- **TASK REQUIREMENTS**: Below are some records; retype all of them exactly.

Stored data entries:
((
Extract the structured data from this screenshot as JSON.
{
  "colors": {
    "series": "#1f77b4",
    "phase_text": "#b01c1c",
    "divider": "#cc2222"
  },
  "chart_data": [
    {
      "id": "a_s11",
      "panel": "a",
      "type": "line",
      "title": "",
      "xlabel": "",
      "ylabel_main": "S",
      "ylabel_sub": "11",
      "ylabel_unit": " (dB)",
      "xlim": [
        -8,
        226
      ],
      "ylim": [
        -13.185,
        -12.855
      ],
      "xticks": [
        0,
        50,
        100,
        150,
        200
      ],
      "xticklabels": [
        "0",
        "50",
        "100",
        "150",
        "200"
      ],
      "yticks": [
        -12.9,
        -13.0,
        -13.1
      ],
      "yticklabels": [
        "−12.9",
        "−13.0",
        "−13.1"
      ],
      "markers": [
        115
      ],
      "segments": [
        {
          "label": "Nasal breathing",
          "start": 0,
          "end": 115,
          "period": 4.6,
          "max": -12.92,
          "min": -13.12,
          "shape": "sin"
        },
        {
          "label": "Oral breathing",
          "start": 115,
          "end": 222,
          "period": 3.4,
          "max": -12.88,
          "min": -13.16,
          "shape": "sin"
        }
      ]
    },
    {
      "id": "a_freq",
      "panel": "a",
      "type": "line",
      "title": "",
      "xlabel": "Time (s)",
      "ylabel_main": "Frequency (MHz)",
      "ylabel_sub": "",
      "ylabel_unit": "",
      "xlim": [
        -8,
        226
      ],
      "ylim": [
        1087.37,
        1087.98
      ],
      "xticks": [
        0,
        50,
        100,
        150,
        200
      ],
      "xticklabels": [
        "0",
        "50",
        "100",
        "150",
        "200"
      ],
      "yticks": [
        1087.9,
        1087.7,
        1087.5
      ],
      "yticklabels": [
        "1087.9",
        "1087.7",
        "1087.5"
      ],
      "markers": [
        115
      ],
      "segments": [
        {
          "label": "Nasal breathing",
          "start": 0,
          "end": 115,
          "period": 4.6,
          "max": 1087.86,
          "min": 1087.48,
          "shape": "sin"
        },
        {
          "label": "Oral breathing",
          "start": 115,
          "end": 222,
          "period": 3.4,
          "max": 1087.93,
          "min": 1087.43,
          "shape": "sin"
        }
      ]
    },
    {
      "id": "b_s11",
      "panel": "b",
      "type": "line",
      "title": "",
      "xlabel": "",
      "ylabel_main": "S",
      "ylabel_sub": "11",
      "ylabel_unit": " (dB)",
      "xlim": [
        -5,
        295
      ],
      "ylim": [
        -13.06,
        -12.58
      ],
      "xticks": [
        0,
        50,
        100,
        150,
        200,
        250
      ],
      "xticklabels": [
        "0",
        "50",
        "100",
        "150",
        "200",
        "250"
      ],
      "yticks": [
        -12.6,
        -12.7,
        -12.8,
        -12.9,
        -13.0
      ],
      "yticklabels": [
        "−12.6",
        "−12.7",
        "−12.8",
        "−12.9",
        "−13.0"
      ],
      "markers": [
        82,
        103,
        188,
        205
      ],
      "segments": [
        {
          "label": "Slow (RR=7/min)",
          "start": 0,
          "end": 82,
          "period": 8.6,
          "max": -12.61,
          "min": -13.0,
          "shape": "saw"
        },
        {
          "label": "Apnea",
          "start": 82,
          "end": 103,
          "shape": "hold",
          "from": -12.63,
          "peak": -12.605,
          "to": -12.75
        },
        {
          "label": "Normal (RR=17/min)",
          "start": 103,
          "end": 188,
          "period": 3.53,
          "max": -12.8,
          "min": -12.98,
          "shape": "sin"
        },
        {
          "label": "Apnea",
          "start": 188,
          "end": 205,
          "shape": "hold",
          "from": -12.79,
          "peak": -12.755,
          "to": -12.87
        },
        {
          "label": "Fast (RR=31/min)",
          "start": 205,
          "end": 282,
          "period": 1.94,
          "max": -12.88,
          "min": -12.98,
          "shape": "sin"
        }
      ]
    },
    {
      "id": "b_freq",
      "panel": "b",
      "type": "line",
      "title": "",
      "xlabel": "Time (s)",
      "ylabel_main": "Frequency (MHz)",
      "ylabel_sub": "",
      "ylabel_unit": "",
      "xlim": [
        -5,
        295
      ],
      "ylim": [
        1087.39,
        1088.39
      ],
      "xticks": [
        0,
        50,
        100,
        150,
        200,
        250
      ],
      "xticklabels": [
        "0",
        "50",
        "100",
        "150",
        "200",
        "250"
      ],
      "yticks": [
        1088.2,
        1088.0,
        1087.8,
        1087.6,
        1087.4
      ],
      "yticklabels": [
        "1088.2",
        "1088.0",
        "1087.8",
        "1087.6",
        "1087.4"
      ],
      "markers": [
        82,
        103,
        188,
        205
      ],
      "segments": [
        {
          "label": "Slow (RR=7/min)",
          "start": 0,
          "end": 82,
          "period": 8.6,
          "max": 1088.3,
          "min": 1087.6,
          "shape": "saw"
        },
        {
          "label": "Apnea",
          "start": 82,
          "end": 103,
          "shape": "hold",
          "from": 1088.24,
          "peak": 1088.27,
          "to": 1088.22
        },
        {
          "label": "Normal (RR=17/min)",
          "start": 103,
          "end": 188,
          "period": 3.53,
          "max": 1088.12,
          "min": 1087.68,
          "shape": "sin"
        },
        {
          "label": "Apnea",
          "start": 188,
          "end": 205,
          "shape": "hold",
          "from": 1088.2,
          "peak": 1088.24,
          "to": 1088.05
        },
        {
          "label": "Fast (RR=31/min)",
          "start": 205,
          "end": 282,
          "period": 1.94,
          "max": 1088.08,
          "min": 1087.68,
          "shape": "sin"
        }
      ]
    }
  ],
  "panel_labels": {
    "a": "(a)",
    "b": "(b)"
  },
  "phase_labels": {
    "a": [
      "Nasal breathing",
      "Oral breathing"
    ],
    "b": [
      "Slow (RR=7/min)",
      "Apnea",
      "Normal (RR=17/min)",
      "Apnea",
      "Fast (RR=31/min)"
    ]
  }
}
))
- **TASK SOLUTION**:
Extract the structured data from this screenshot as JSON.
{
  "colors": {
    "series": "#1f77b4",
    "phase_text": "#b01c1c",
    "divider": "#cc2222"
  },
  "chart_data": [
    {
      "id": "a_s11",
      "panel": "a",
      "type": "line",
      "title": "",
      "xlabel": "",
      "ylabel_main": "S",
      "ylabel_sub": "11",
      "ylabel_unit": " (dB)",
      "xlim": [
        -8,
        226
      ],
      "ylim": [
        -13.185,
        -12.855
      ],
      "xticks": [
        0,
        50,
        100,
        150,
        200
      ],
      "xticklabels": [
        "0",
        "50",
        "100",
        "150",
        "200"
      ],
      "yticks": [
        -12.9,
        -13.0,
        -13.1
      ],
      "yticklabels": [
        "−12.9",
        "−13.0",
        "−13.1"
      ],
      "markers": [
        115
      ],
      "segments": [
        {
          "label": "Nasal breathing",
          "start": 0,
          "end": 115,
          "period": 4.6,
          "max": -12.92,
          "min": -13.12,
          "shape": "sin"
        },
        {
          "label": "Oral breathing",
          "start": 115,
          "end": 222,
          "period": 3.4,
          "max": -12.88,
          "min": -13.16,
          "shape": "sin"
        }
      ]
    },
    {
      "id": "a_freq",
      "panel": "a",
      "type": "line",
      "title": "",
      "xlabel": "Time (s)",
      "ylabel_main": "Frequency (MHz)",
      "ylabel_sub": "",
      "ylabel_unit": "",
      "xlim": [
        -8,
        226
      ],
      "ylim": [
        1087.37,
        1087.98
      ],
      "xticks": [
        0,
        50,
        100,
        150,
        200
      ],
      "xticklabels": [
        "0",
        "50",
        "100",
        "150",
        "200"
      ],
      "yticks": [
        1087.9,
        1087.7,
        1087.5
      ],
      "yticklabels": [
        "1087.9",
        "1087.7",
        "1087.5"
      ],
      "markers": [
        115
      ],
      "segments": [
        {
          "label": "Nasal breathing",
          "start": 0,
          "end": 115,
          "period": 4.6,
          "max": 1087.86,
          "min": 1087.48,
          "shape": "sin"
        },
        {
          "label": "Oral breathing",
          "start": 115,
          "end": 222,
          "period": 3.4,
          "max": 1087.93,
          "min": 1087.43,
          "shape": "sin"
        }
      ]
    },
    {
      "id": "b_s11",
      "panel": "b",
      "type": "line",
      "title": "",
      "xlabel": "",
      "ylabel_main": "S",
      "ylabel_sub": "11",
      "ylabel_unit": " (dB)",
      "xlim": [
        -5,
        295
      ],
      "ylim": [
        -13.06,
        -12.58
      ],
      "xticks": [
        0,
        50,
        100,
        150,
        200,
        250
      ],
      "xticklabels": [
        "0",
        "50",
        "100",
        "150",
        "200",
        "250"
      ],
      "yticks": [
        -12.6,
        -12.7,
        -12.8,
        -12.9,
        -13.0
      ],
      "yticklabels": [
        "−12.6",
        "−12.7",
        "−12.8",
        "−12.9",
        "−13.0"
      ],
      "markers": [
        82,
        103,
        188,
        205
      ],
      "segments": [
        {
          "label": "Slow (RR=7/min)",
          "start": 0,
          "end": 82,
          "period": 8.6,
          "max": -12.61,
          "min": -13.0,
          "shape": "saw"
        },
        {
          "label": "Apnea",
          "start": 82,
          "end": 103,
          "shape": "hold",
          "from": -12.63,
          "peak": -12.605,
          "to": -12.75
        },
        {
          "label": "Normal (RR=17/min)",
          "start": 103,
          "end": 188,
          "period": 3.53,
          "max": -12.8,
          "min": -12.98,
          "shape": "sin"
        },
        {
          "label": "Apnea",
          "start": 188,
          "end": 205,
          "shape": "hold",
          "from": -12.79,
          "peak": -12.755,
          "to": -12.87
        },
        {
          "label": "Fast (RR=31/min)",
          "start": 205,
          "end": 282,
          "period": 1.94,
          "max": -12.88,
          "min": -12.98,
          "shape": "sin"
        }
      ]
    },
    {
      "id": "b_freq",
      "panel": "b",
      "type": "line",
      "title": "",
      "xlabel": "Time (s)",
      "ylabel_main": "Frequency (MHz)",
      "ylabel_sub": "",
      "ylabel_unit": "",
      "xlim": [
        -5,
        295
      ],
      "ylim": [
        1087.39,
        1088.39
      ],
      "xticks": [
        0,
        50,
        100,
        150,
        200,
        250
      ],
      "xticklabels": [
        "0",
        "50",
        "100",
        "150",
        "200",
        "250"
      ],
      "yticks": [
        1088.2,
        1088.0,
        1087.8,
        1087.6,
        1087.4
      ],
      "yticklabels": [
        "1088.2",
        "1088.0",
        "1087.8",
        "1087.6",
        "1087.4"
      ],
      "markers": [
        82,
        103,
        188,
        205
      ],
      "segments": [
        {
          "label": "Slow (RR=7/min)",
          "start": 0,
          "end": 82,
          "period": 8.6,
          "max": 1088.3,
          "min": 1087.6,
          "shape": "saw"
        },
        {
          "label": "Apnea",
          "start": 82,
          "end": 103,
          "shape": "hold",
          "from": 1088.24,
          "peak": 1088.27,
          "to": 1088.22
        },
        {
          "label": "Normal (RR=17/min)",
          "start": 103,
          "end": 188,
          "period": 3.53,
          "max": 1088.12,
          "min": 1087.68,
          "shape": "sin"
        },
        {
          "label": "Apnea",
          "start": 188,
          "end": 205,
          "shape": "hold",
          "from": 1088.2,
          "peak": 1088.24,
          "to": 1088.05
        },
        {
          "label": "Fast (RR=31/min)",
          "start": 205,
          "end": 282,
          "period": 1.94,
          "max": 1088.08,
          "min": 1087.68,
          "shape": "sin"
        }
      ]
    }
  ],
  "panel_labels": {
    "a": "(a)",
    "b": "(b)"
  },
  "phase_labels": {
    "a": [
      "Nasal breathing",
      "Oral breathing"
    ],
    "b": [
      "Slow (RR=7/min)",
      "Apnea",
      "Normal (RR=17/min)",
      "Apnea",
      "Fast (RR=31/min)"
    ]
  }
}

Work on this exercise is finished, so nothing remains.